> Information provided
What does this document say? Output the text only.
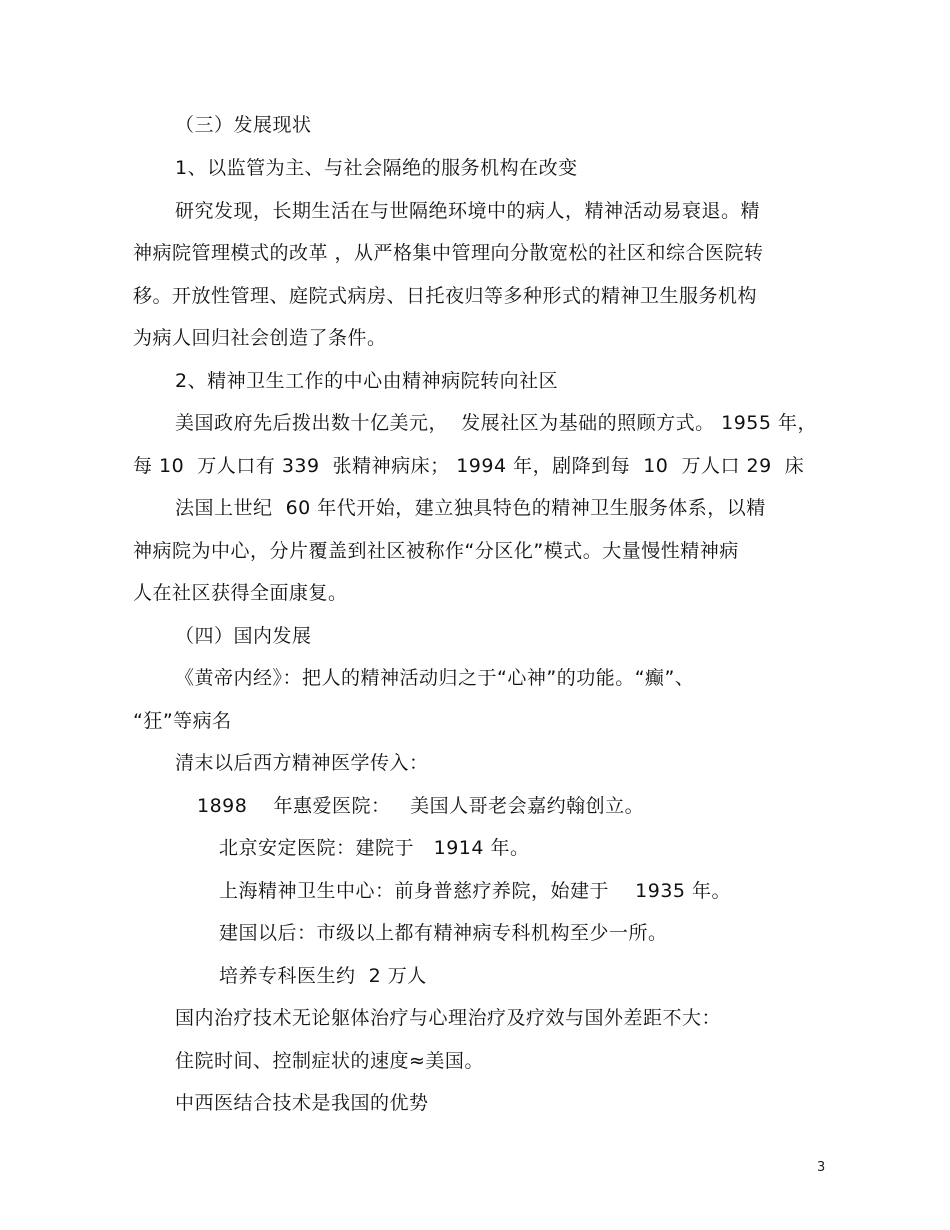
（三）发展现状
1、以监管为主、与社会隔绝的服务机构在改变
研究发现，长期生活在与世隔绝环境中的病人，精神活动易衰退。精
神病院管理模式的改革 ，从严格集中管理向分散宽松的社区和综合医院转
移。开放性管理、庭院式病房、日托夜归等多种形式的精神卫生服务机构
为病人回归社会创造了条件。
2、精神卫生工作的中心由精神病院转向社区
美国政府先后拨出数十亿美元，  发展社区为基础的照顾方式。 1955 年，
每 10  万人口有 339  张精神病床； 1994 年，剧降到每  10  万人口 29  床
法国上世纪  60 年代开始，建立独具特色的精神卫生服务体系，以精
神病院为中心，分片覆盖到社区被称作“分区化”模式。大量慢性精神病
人在社区获得全面康复。
（四）国内发展
《黄帝内经》：把人的精神活动归之于“心神”的功能。“癫”、
“狂”等病名
清末以后西方精神医学传入：
1898    年惠爱医院：   美国人哥老会嘉约翰创立。
北京安定医院：建院于   1914 年。
上海精神卫生中心：前身普慈疗养院，始建于    1935 年。
建国以后：市级以上都有精神病专科机构至少一所。
培养专科医生约  2 万人
国内治疗技术无论躯体治疗与心理治疗及疗效与国外差距不大：
住院时间、控制症状的速度≈美国。
中西医结合技术是我国的优势
3
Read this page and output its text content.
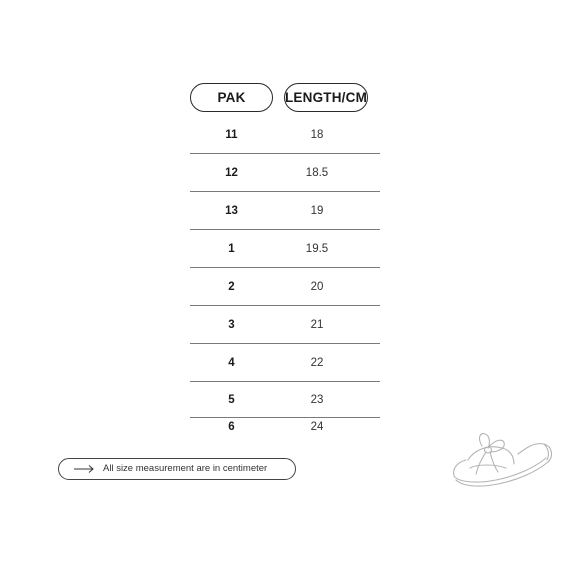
PAK	LENGTH/CM
11	18
12	18.5
13	19
1	19.5
2	20
3	21
4	22
5	23
6	24
All size measurement are in centimeter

> Task goal
Leave out the pictures and return every record word for word.

> Response to the exercise
What does this document say? Output the text only.
（三）发展现状
1、以监管为主、与社会隔绝的服务机构在改变
研究发现，长期生活在与世隔绝环境中的病人，精神活动易衰退。精
神病院管理模式的改革 ，从严格集中管理向分散宽松的社区和综合医院转
移。开放性管理、庭院式病房、日托夜归等多种形式的精神卫生服务机构
为病人回归社会创造了条件。
2、精神卫生工作的中心由精神病院转向社区
美国政府先后拨出数十亿美元，  发展社区为基础的照顾方式。 1955 年，
每 10  万人口有 339  张精神病床； 1994 年，剧降到每  10  万人口 29  床
法国上世纪  60 年代开始，建立独具特色的精神卫生服务体系，以精
神病院为中心，分片覆盖到社区被称作“分区化”模式。大量慢性精神病
人在社区获得全面康复。
（四）国内发展
《黄帝内经》：把人的精神活动归之于“心神”的功能。“癫”、
“狂”等病名
清末以后西方精神医学传入：
1898    年惠爱医院：   美国人哥老会嘉约翰创立。
北京安定医院：建院于   1914 年。
上海精神卫生中心：前身普慈疗养院，始建于    1935 年。
建国以后：市级以上都有精神病专科机构至少一所。
培养专科医生约  2 万人
国内治疗技术无论躯体治疗与心理治疗及疗效与国外差距不大：
住院时间、控制症状的速度≈美国。
中西医结合技术是我国的优势
3
Read this page and output its text content.
PAK	LENGTH/CM
11	18
12	18.5
13	19
1	19.5
2	20
3	21
4	22
5	23
6	24
All size measurement are in centimeter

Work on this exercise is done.